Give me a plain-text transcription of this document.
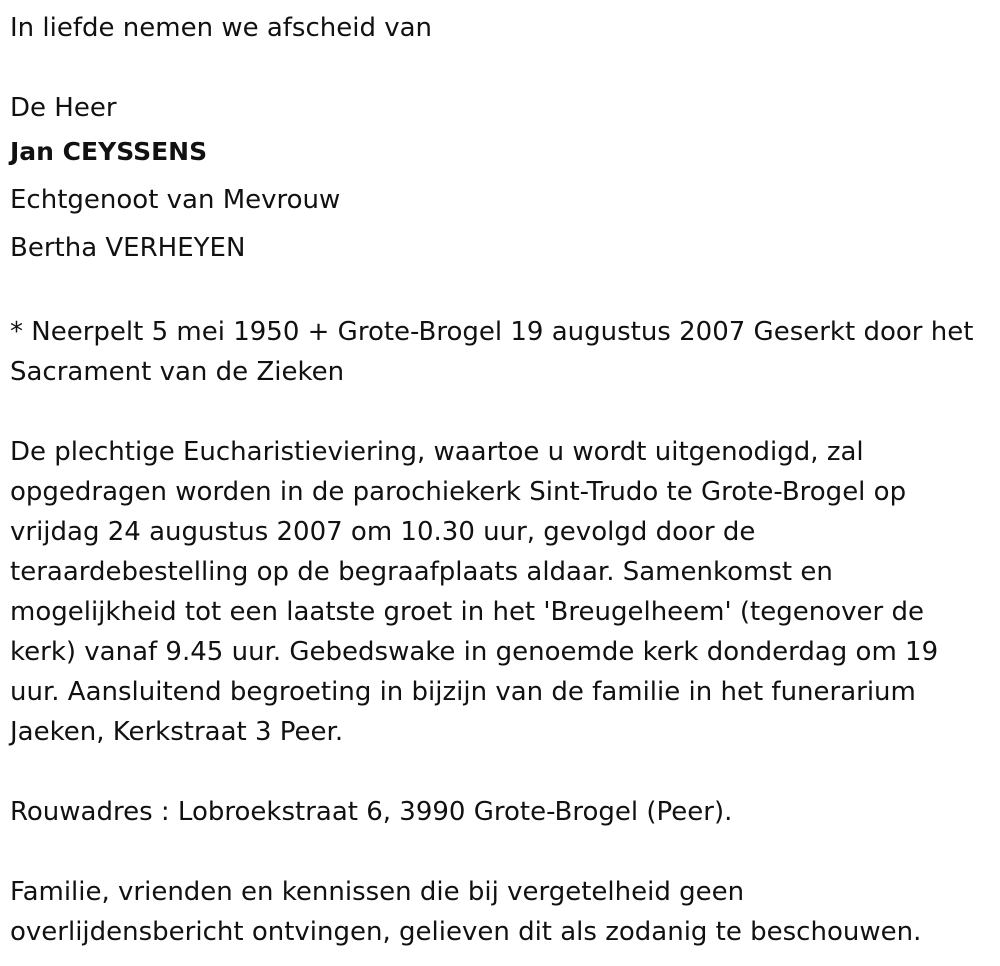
In liefde nemen we afscheid van

De Heer

Jan CEYSSENS

Echtgenoot van Mevrouw

Bertha VERHEYEN

* Neerpelt 5 mei 1950 + Grote-Brogel 19 augustus 2007 Geserkt door het

Sacrament van de Zieken

De plechtige Eucharistieviering, waartoe u wordt uitgenodigd, zal

opgedragen worden in de parochiekerk Sint-Trudo te Grote-Brogel op

vrijdag 24 augustus 2007 om 10.30 uur, gevolgd door de

teraardebestelling op de begraafplaats aldaar. Samenkomst en

mogelijkheid tot een laatste groet in het 'Breugelheem' (tegenover de

kerk) vanaf 9.45 uur. Gebedswake in genoemde kerk donderdag om 19

uur. Aansluitend begroeting in bijzijn van de familie in het funerarium

Jaeken, Kerkstraat 3 Peer.

Rouwadres : Lobroekstraat 6, 3990 Grote-Brogel (Peer).

Familie, vrienden en kennissen die bij vergetelheid geen

overlijdensbericht ontvingen, gelieven dit als zodanig te beschouwen.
-----
**Problem details**
In this exercise, set down all of the data exactly, without the pictures.

**Written answer**
Give me a plain-text transcription of this document.
In liefde nemen we afscheid van

De Heer

Jan CEYSSENS

Echtgenoot van Mevrouw

Bertha VERHEYEN

* Neerpelt 5 mei 1950 + Grote-Brogel 19 augustus 2007 Geserkt door het

Sacrament van de Zieken

De plechtige Eucharistieviering, waartoe u wordt uitgenodigd, zal

opgedragen worden in de parochiekerk Sint-Trudo te Grote-Brogel op

vrijdag 24 augustus 2007 om 10.30 uur, gevolgd door de

teraardebestelling op de begraafplaats aldaar. Samenkomst en

mogelijkheid tot een laatste groet in het 'Breugelheem' (tegenover de

kerk) vanaf 9.45 uur. Gebedswake in genoemde kerk donderdag om 19

uur. Aansluitend begroeting in bijzijn van de familie in het funerarium

Jaeken, Kerkstraat 3 Peer.

Rouwadres : Lobroekstraat 6, 3990 Grote-Brogel (Peer).

Familie, vrienden en kennissen die bij vergetelheid geen

overlijdensbericht ontvingen, gelieven dit als zodanig te beschouwen.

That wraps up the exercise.